PROBLEM DETAILS >>
In every listing below, swap "chevron-down-icon" for "dropdown-arrow" and write the lines out again with nothing else changed. Leave the pictures out.

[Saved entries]
-- start --
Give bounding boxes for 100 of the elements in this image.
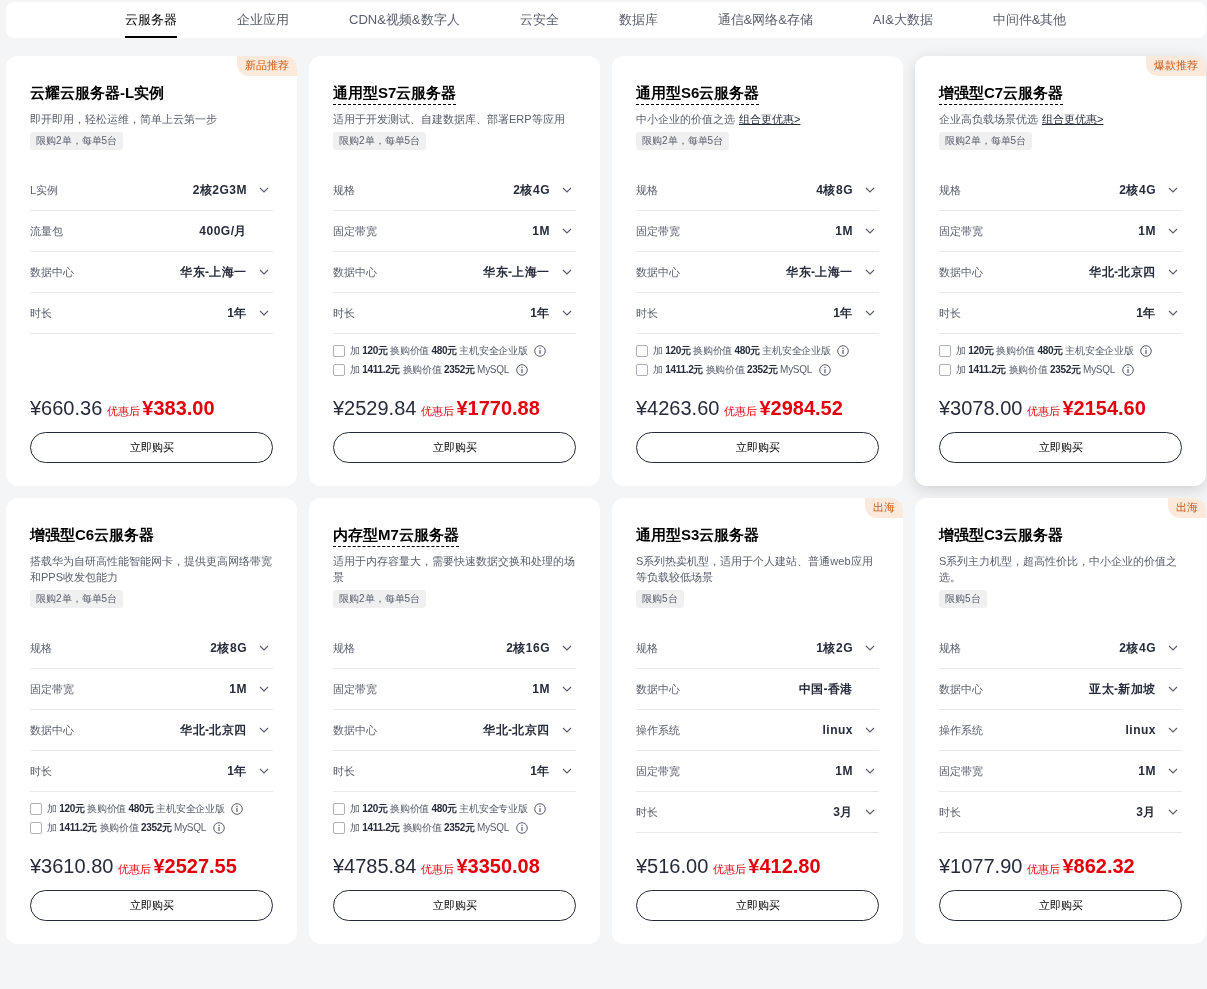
chevron-down-icon[interactable] [1168,228,1178,234]
chevron-down-icon[interactable] [562,686,572,692]
spec-value[interactable]: linux [822,723,853,737]
addon-checkbox[interactable] [30,803,42,815]
chevron-down-icon[interactable] [865,187,875,193]
info-icon[interactable] [231,803,244,815]
addon-checkbox[interactable] [636,345,648,357]
addon-checkbox[interactable] [333,822,345,834]
chevron-down-icon[interactable] [1168,269,1178,275]
chevron-down-icon[interactable] [259,768,269,774]
spec-value[interactable]: 华东-上海一 [180,263,247,281]
spec-value[interactable]: 2核2G3M [192,181,247,199]
spec-value[interactable]: 1M [835,224,853,238]
buy-button[interactable]: 立即购买 [333,432,576,463]
spec-value[interactable]: 华北-北京四 [1089,263,1156,281]
category-tab[interactable]: AI&大数据 [872,4,933,38]
chevron-down-icon[interactable] [562,645,572,651]
spec-value[interactable]: 2核4G [1119,639,1156,657]
info-icon[interactable] [515,364,528,376]
addon-checkbox[interactable] [333,364,345,376]
chevron-down-icon[interactable] [1168,310,1178,316]
category-tab[interactable]: 数据库 [618,4,658,38]
chevron-down-icon[interactable] [1168,686,1178,692]
spec-value[interactable]: 3月 [833,803,853,821]
chevron-down-icon[interactable] [1168,809,1178,815]
category-tab[interactable]: 通信&网络&存储 [717,4,813,38]
info-icon[interactable] [534,345,547,357]
category-tab[interactable]: 云安全 [519,4,559,38]
spec-value[interactable]: 1年 [833,304,853,322]
chevron-down-icon[interactable] [562,310,572,316]
spec-value[interactable]: 华北-北京四 [483,721,550,739]
spec-value[interactable]: 华东-上海一 [786,263,853,281]
spec-value[interactable]: 1M [229,682,247,696]
addon-checkbox[interactable] [333,803,345,815]
chevron-down-icon[interactable] [259,310,269,316]
chevron-down-icon[interactable] [562,228,572,234]
chevron-down-icon[interactable] [865,269,875,275]
spec-value[interactable]: 1M [1138,224,1156,238]
chevron-down-icon[interactable] [562,768,572,774]
spec-value[interactable]: 华北-北京四 [180,721,247,739]
spec-value[interactable]: 4核8G [816,181,853,199]
chevron-down-icon[interactable] [259,269,269,275]
info-icon[interactable] [212,822,225,834]
category-tab[interactable]: 企业应用 [237,4,289,38]
spec-value[interactable]: 1M [532,682,550,696]
addon-checkbox[interactable] [30,822,42,834]
spec-value[interactable]: 1年 [530,762,550,780]
chevron-down-icon[interactable] [865,228,875,234]
info-icon[interactable] [1140,345,1153,357]
info-icon[interactable] [515,822,528,834]
buy-button[interactable]: 立即购买 [333,890,576,921]
spec-value[interactable]: 1年 [530,304,550,322]
bundle-link[interactable]: 组合更优惠> [1042,113,1104,125]
spec-value[interactable]: 1M [835,764,853,778]
buy-button[interactable]: 立即购买 [30,432,273,463]
spec-value[interactable]: 2核4G [513,181,550,199]
info-icon[interactable] [534,803,547,815]
addon-checkbox[interactable] [939,345,951,357]
spec-value[interactable]: 1M [1138,764,1156,778]
spec-value[interactable]: 2核16G [506,639,550,657]
product-title[interactable]: 通用型S6云服务器 [636,82,760,105]
chevron-down-icon[interactable] [1168,645,1178,651]
category-tab[interactable]: 中间件&其他 [992,4,1067,38]
chevron-down-icon[interactable] [1168,187,1178,193]
addon-checkbox[interactable] [333,345,345,357]
chevron-down-icon[interactable] [562,727,572,733]
product-title[interactable]: 内存型M7云服务器 [333,524,459,547]
spec-value[interactable]: linux [1125,723,1156,737]
chevron-down-icon[interactable] [865,645,875,651]
spec-value[interactable]: 2核8G [210,639,247,657]
chevron-down-icon[interactable] [865,809,875,815]
spec-value[interactable]: 1年 [1136,304,1156,322]
chevron-down-icon[interactable] [562,187,572,193]
spec-value[interactable]: 2核4G [1119,181,1156,199]
addon-checkbox[interactable] [636,364,648,376]
buy-button[interactable]: 立即购买 [939,890,1182,921]
spec-value[interactable]: 1年 [227,304,247,322]
chevron-down-icon[interactable] [259,187,269,193]
buy-button[interactable]: 立即购买 [636,890,879,921]
spec-value[interactable]: 1年 [227,762,247,780]
chevron-down-icon[interactable] [865,768,875,774]
product-title[interactable]: 通用型S7云服务器 [333,82,457,105]
info-icon[interactable] [1121,364,1134,376]
info-icon[interactable] [818,364,831,376]
category-tab[interactable]: CDN&视频&数字人 [349,4,460,38]
buy-button[interactable]: 立即购买 [30,890,273,921]
spec-value[interactable]: 3月 [1136,803,1156,821]
spec-value[interactable]: 1M [532,224,550,238]
chevron-down-icon[interactable] [865,727,875,733]
info-icon[interactable] [837,345,850,357]
addon-checkbox[interactable] [939,364,951,376]
category-tab[interactable]: 云服务器 [125,4,177,38]
spec-value[interactable]: 亚太-新加坡 [1089,680,1156,698]
chevron-down-icon[interactable] [259,686,269,692]
chevron-down-icon[interactable] [259,645,269,651]
chevron-down-icon[interactable] [865,310,875,316]
buy-button[interactable]: 立即购买 [939,432,1182,463]
chevron-down-icon[interactable] [259,727,269,733]
bundle-link[interactable]: 组合更优惠> [739,113,801,125]
spec-value[interactable]: 华东-上海一 [483,263,550,281]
-- end --
EXPECTED OUTPUT >>
Give bounding boxes for 100 of the elements in this image.
dropdown-arrow[interactable] [1168,228,1178,234]
dropdown-arrow[interactable] [562,686,572,692]
spec-value[interactable]: linux [822,723,853,737]
addon-checkbox[interactable] [30,803,42,815]
dropdown-arrow[interactable] [865,187,875,193]
info-icon[interactable] [231,803,244,815]
addon-checkbox[interactable] [636,345,648,357]
addon-checkbox[interactable] [333,822,345,834]
dropdown-arrow[interactable] [1168,269,1178,275]
dropdown-arrow[interactable] [259,768,269,774]
spec-value[interactable]: 华东-上海一 [180,263,247,281]
spec-value[interactable]: 2核2G3M [192,181,247,199]
spec-value[interactable]: 1M [835,224,853,238]
buy-button[interactable]: 立即购买 [333,432,576,463]
spec-value[interactable]: 华北-北京四 [1089,263,1156,281]
category-tab[interactable]: AI&大数据 [872,4,933,38]
dropdown-arrow[interactable] [562,645,572,651]
spec-value[interactable]: 2核4G [1119,639,1156,657]
info-icon[interactable] [515,364,528,376]
addon-checkbox[interactable] [333,364,345,376]
dropdown-arrow[interactable] [1168,310,1178,316]
category-tab[interactable]: 数据库 [618,4,658,38]
dropdown-arrow[interactable] [1168,686,1178,692]
spec-value[interactable]: 3月 [833,803,853,821]
dropdown-arrow[interactable] [1168,809,1178,815]
category-tab[interactable]: 通信&网络&存储 [717,4,813,38]
info-icon[interactable] [534,345,547,357]
category-tab[interactable]: 云安全 [519,4,559,38]
spec-value[interactable]: 1年 [833,304,853,322]
dropdown-arrow[interactable] [562,310,572,316]
spec-value[interactable]: 华北-北京四 [483,721,550,739]
spec-value[interactable]: 华东-上海一 [786,263,853,281]
spec-value[interactable]: 1M [229,682,247,696]
addon-checkbox[interactable] [333,803,345,815]
dropdown-arrow[interactable] [259,310,269,316]
dropdown-arrow[interactable] [562,228,572,234]
dropdown-arrow[interactable] [865,269,875,275]
spec-value[interactable]: 1M [1138,224,1156,238]
dropdown-arrow[interactable] [562,768,572,774]
spec-value[interactable]: 华北-北京四 [180,721,247,739]
spec-value[interactable]: 4核8G [816,181,853,199]
dropdown-arrow[interactable] [259,269,269,275]
info-icon[interactable] [212,822,225,834]
category-tab[interactable]: 企业应用 [237,4,289,38]
spec-value[interactable]: 1M [532,682,550,696]
addon-checkbox[interactable] [30,822,42,834]
spec-value[interactable]: 1年 [530,762,550,780]
dropdown-arrow[interactable] [865,228,875,234]
info-icon[interactable] [1140,345,1153,357]
info-icon[interactable] [515,822,528,834]
buy-button[interactable]: 立即购买 [333,890,576,921]
spec-value[interactable]: 1年 [530,304,550,322]
bundle-link[interactable]: 组合更优惠> [1042,113,1104,125]
spec-value[interactable]: 1M [835,764,853,778]
buy-button[interactable]: 立即购买 [30,432,273,463]
spec-value[interactable]: 2核4G [513,181,550,199]
info-icon[interactable] [534,803,547,815]
addon-checkbox[interactable] [939,345,951,357]
spec-value[interactable]: 1M [1138,764,1156,778]
spec-value[interactable]: 2核16G [506,639,550,657]
product-title[interactable]: 通用型S6云服务器 [636,82,760,105]
dropdown-arrow[interactable] [1168,645,1178,651]
category-tab[interactable]: 中间件&其他 [992,4,1067,38]
dropdown-arrow[interactable] [1168,187,1178,193]
addon-checkbox[interactable] [333,345,345,357]
dropdown-arrow[interactable] [562,727,572,733]
product-title[interactable]: 内存型M7云服务器 [333,524,459,547]
spec-value[interactable]: linux [1125,723,1156,737]
dropdown-arrow[interactable] [865,645,875,651]
spec-value[interactable]: 2核8G [210,639,247,657]
dropdown-arrow[interactable] [865,809,875,815]
spec-value[interactable]: 1年 [1136,304,1156,322]
dropdown-arrow[interactable] [562,187,572,193]
spec-value[interactable]: 2核4G [1119,181,1156,199]
addon-checkbox[interactable] [636,364,648,376]
buy-button[interactable]: 立即购买 [939,890,1182,921]
spec-value[interactable]: 1年 [227,304,247,322]
dropdown-arrow[interactable] [259,187,269,193]
buy-button[interactable]: 立即购买 [636,890,879,921]
spec-value[interactable]: 1年 [227,762,247,780]
dropdown-arrow[interactable] [865,768,875,774]
product-title[interactable]: 通用型S7云服务器 [333,82,457,105]
info-icon[interactable] [1121,364,1134,376]
info-icon[interactable] [818,364,831,376]
category-tab[interactable]: CDN&视频&数字人 [349,4,460,38]
buy-button[interactable]: 立即购买 [30,890,273,921]
spec-value[interactable]: 3月 [1136,803,1156,821]
spec-value[interactable]: 1M [532,224,550,238]
dropdown-arrow[interactable] [865,727,875,733]
info-icon[interactable] [837,345,850,357]
addon-checkbox[interactable] [939,364,951,376]
category-tab[interactable]: 云服务器 [125,4,177,38]
spec-value[interactable]: 亚太-新加坡 [1089,680,1156,698]
dropdown-arrow[interactable] [259,686,269,692]
dropdown-arrow[interactable] [259,645,269,651]
dropdown-arrow[interactable] [865,310,875,316]
buy-button[interactable]: 立即购买 [939,432,1182,463]
dropdown-arrow[interactable] [259,727,269,733]
bundle-link[interactable]: 组合更优惠> [739,113,801,125]
spec-value[interactable]: 华东-上海一 [483,263,550,281]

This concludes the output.